[INFORMATION SHOWN]
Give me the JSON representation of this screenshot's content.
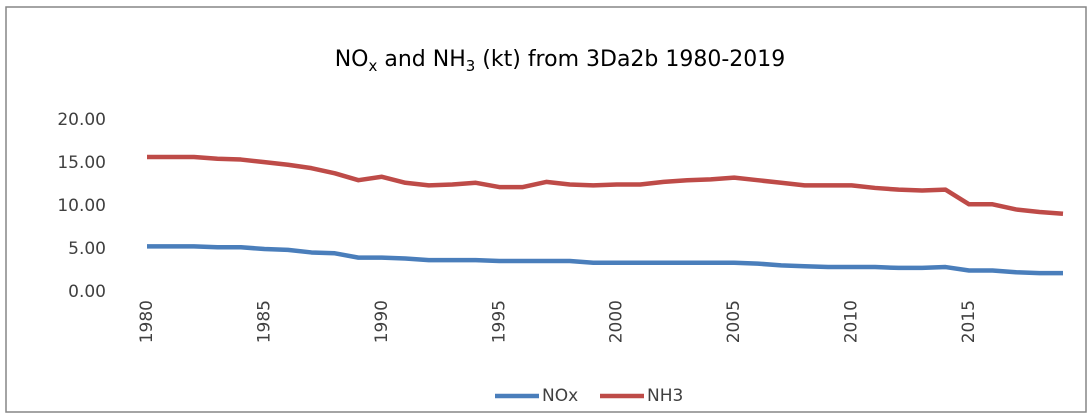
{
  "chart_data": {
    "type": "line",
    "title": [
      "NO",
      "x",
      " and NH",
      "3",
      " (kt) from 3Da2b 1980-2019"
    ],
    "x": [
      1980,
      1981,
      1982,
      1983,
      1984,
      1985,
      1986,
      1987,
      1988,
      1989,
      1990,
      1991,
      1992,
      1993,
      1994,
      1995,
      1996,
      1997,
      1998,
      1999,
      2000,
      2001,
      2002,
      2003,
      2004,
      2005,
      2006,
      2007,
      2008,
      2009,
      2010,
      2011,
      2012,
      2013,
      2014,
      2015,
      2016,
      2017,
      2018,
      2019
    ],
    "series": [
      {
        "name": "NOx",
        "color": "#4a7ebb",
        "values": [
          5.3,
          5.3,
          5.3,
          5.2,
          5.2,
          5.0,
          4.9,
          4.6,
          4.5,
          4.0,
          4.0,
          3.9,
          3.7,
          3.7,
          3.7,
          3.6,
          3.6,
          3.6,
          3.6,
          3.4,
          3.4,
          3.4,
          3.4,
          3.4,
          3.4,
          3.4,
          3.3,
          3.1,
          3.0,
          2.9,
          2.9,
          2.9,
          2.8,
          2.8,
          2.9,
          2.5,
          2.5,
          2.3,
          2.2,
          2.2
        ]
      },
      {
        "name": "NH3",
        "color": "#be4b48",
        "values": [
          15.7,
          15.7,
          15.7,
          15.5,
          15.4,
          15.1,
          14.8,
          14.4,
          13.8,
          13.0,
          13.4,
          12.7,
          12.4,
          12.5,
          12.7,
          12.2,
          12.2,
          12.8,
          12.5,
          12.4,
          12.5,
          12.5,
          12.8,
          13.0,
          13.1,
          13.3,
          13.0,
          12.7,
          12.4,
          12.4,
          12.4,
          12.1,
          11.9,
          11.8,
          11.9,
          10.2,
          10.2,
          9.6,
          9.3,
          9.1
        ]
      }
    ],
    "xlim": [
      1980,
      2019
    ],
    "xticks": [
      1980,
      1985,
      1990,
      1995,
      2000,
      2005,
      2010,
      2015
    ],
    "ylim": [
      0,
      20
    ],
    "yticks": [
      {
        "value": 0,
        "label": "0.00"
      },
      {
        "value": 5,
        "label": "5.00"
      },
      {
        "value": 10,
        "label": "10.00"
      },
      {
        "value": 15,
        "label": "15.00"
      },
      {
        "value": 20,
        "label": "20.00"
      }
    ],
    "grid": false,
    "legend": "bottom"
  }
}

[WRITTEN REQUEST] Return the listing above unchanged, apart from dropping its pictures.

[SOLUTION TO THIS TASK]
Give me the JSON representation of this screenshot's content.
{
  "chart_data": {
    "type": "line",
    "title": [
      "NO",
      "x",
      " and NH",
      "3",
      " (kt) from 3Da2b 1980-2019"
    ],
    "x": [
      1980,
      1981,
      1982,
      1983,
      1984,
      1985,
      1986,
      1987,
      1988,
      1989,
      1990,
      1991,
      1992,
      1993,
      1994,
      1995,
      1996,
      1997,
      1998,
      1999,
      2000,
      2001,
      2002,
      2003,
      2004,
      2005,
      2006,
      2007,
      2008,
      2009,
      2010,
      2011,
      2012,
      2013,
      2014,
      2015,
      2016,
      2017,
      2018,
      2019
    ],
    "series": [
      {
        "name": "NOx",
        "color": "#4a7ebb",
        "values": [
          5.3,
          5.3,
          5.3,
          5.2,
          5.2,
          5.0,
          4.9,
          4.6,
          4.5,
          4.0,
          4.0,
          3.9,
          3.7,
          3.7,
          3.7,
          3.6,
          3.6,
          3.6,
          3.6,
          3.4,
          3.4,
          3.4,
          3.4,
          3.4,
          3.4,
          3.4,
          3.3,
          3.1,
          3.0,
          2.9,
          2.9,
          2.9,
          2.8,
          2.8,
          2.9,
          2.5,
          2.5,
          2.3,
          2.2,
          2.2
        ]
      },
      {
        "name": "NH3",
        "color": "#be4b48",
        "values": [
          15.7,
          15.7,
          15.7,
          15.5,
          15.4,
          15.1,
          14.8,
          14.4,
          13.8,
          13.0,
          13.4,
          12.7,
          12.4,
          12.5,
          12.7,
          12.2,
          12.2,
          12.8,
          12.5,
          12.4,
          12.5,
          12.5,
          12.8,
          13.0,
          13.1,
          13.3,
          13.0,
          12.7,
          12.4,
          12.4,
          12.4,
          12.1,
          11.9,
          11.8,
          11.9,
          10.2,
          10.2,
          9.6,
          9.3,
          9.1
        ]
      }
    ],
    "xlim": [
      1980,
      2019
    ],
    "xticks": [
      1980,
      1985,
      1990,
      1995,
      2000,
      2005,
      2010,
      2015
    ],
    "ylim": [
      0,
      20
    ],
    "yticks": [
      {
        "value": 0,
        "label": "0.00"
      },
      {
        "value": 5,
        "label": "5.00"
      },
      {
        "value": 10,
        "label": "10.00"
      },
      {
        "value": 15,
        "label": "15.00"
      },
      {
        "value": 20,
        "label": "20.00"
      }
    ],
    "grid": false,
    "legend": "bottom"
  }
}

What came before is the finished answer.